* _INSTRUCTIONS FOR THE TASK_: All of the records below need to be copied exactly.

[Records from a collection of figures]
◇ ◇ ◇ ◇ ◇ ◇ ◇
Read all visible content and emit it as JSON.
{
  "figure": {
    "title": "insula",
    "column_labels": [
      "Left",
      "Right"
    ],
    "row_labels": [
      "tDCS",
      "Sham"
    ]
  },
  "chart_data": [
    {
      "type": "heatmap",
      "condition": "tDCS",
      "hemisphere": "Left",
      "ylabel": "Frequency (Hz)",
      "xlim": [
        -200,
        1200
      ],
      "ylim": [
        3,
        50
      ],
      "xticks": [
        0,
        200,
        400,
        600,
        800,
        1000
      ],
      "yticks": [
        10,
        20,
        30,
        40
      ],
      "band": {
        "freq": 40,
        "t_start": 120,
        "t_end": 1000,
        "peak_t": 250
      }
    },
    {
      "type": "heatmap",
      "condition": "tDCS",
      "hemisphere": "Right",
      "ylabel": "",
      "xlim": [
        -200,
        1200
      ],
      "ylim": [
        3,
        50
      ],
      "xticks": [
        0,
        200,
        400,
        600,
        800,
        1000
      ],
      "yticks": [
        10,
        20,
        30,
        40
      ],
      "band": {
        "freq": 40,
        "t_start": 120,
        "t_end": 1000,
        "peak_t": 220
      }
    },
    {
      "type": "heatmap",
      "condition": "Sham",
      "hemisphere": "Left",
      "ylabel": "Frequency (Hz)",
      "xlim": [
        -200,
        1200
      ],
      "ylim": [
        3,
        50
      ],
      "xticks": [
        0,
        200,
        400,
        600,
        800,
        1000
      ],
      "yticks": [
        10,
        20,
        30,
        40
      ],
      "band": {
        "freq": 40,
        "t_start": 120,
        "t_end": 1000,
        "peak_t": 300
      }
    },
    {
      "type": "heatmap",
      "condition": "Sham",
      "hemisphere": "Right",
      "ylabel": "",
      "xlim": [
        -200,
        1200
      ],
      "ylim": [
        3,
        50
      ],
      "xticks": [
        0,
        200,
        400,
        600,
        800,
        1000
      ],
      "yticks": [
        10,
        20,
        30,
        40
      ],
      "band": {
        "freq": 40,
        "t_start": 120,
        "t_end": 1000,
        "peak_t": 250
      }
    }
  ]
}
◇ ◇ ◇ ◇ ◇ ◇ ◇
* _CORRECT ANSWER_:
Read all visible content and emit it as JSON.
{
  "figure": {
    "title": "insula",
    "column_labels": [
      "Left",
      "Right"
    ],
    "row_labels": [
      "tDCS",
      "Sham"
    ]
  },
  "chart_data": [
    {
      "type": "heatmap",
      "condition": "tDCS",
      "hemisphere": "Left",
      "ylabel": "Frequency (Hz)",
      "xlim": [
        -200,
        1200
      ],
      "ylim": [
        3,
        50
      ],
      "xticks": [
        0,
        200,
        400,
        600,
        800,
        1000
      ],
      "yticks": [
        10,
        20,
        30,
        40
      ],
      "band": {
        "freq": 40,
        "t_start": 120,
        "t_end": 1000,
        "peak_t": 250
      }
    },
    {
      "type": "heatmap",
      "condition": "tDCS",
      "hemisphere": "Right",
      "ylabel": "",
      "xlim": [
        -200,
        1200
      ],
      "ylim": [
        3,
        50
      ],
      "xticks": [
        0,
        200,
        400,
        600,
        800,
        1000
      ],
      "yticks": [
        10,
        20,
        30,
        40
      ],
      "band": {
        "freq": 40,
        "t_start": 120,
        "t_end": 1000,
        "peak_t": 220
      }
    },
    {
      "type": "heatmap",
      "condition": "Sham",
      "hemisphere": "Left",
      "ylabel": "Frequency (Hz)",
      "xlim": [
        -200,
        1200
      ],
      "ylim": [
        3,
        50
      ],
      "xticks": [
        0,
        200,
        400,
        600,
        800,
        1000
      ],
      "yticks": [
        10,
        20,
        30,
        40
      ],
      "band": {
        "freq": 40,
        "t_start": 120,
        "t_end": 1000,
        "peak_t": 300
      }
    },
    {
      "type": "heatmap",
      "condition": "Sham",
      "hemisphere": "Right",
      "ylabel": "",
      "xlim": [
        -200,
        1200
      ],
      "ylim": [
        3,
        50
      ],
      "xticks": [
        0,
        200,
        400,
        600,
        800,
        1000
      ],
      "yticks": [
        10,
        20,
        30,
        40
      ],
      "band": {
        "freq": 40,
        "t_start": 120,
        "t_end": 1000,
        "peak_t": 250
      }
    }
  ]
}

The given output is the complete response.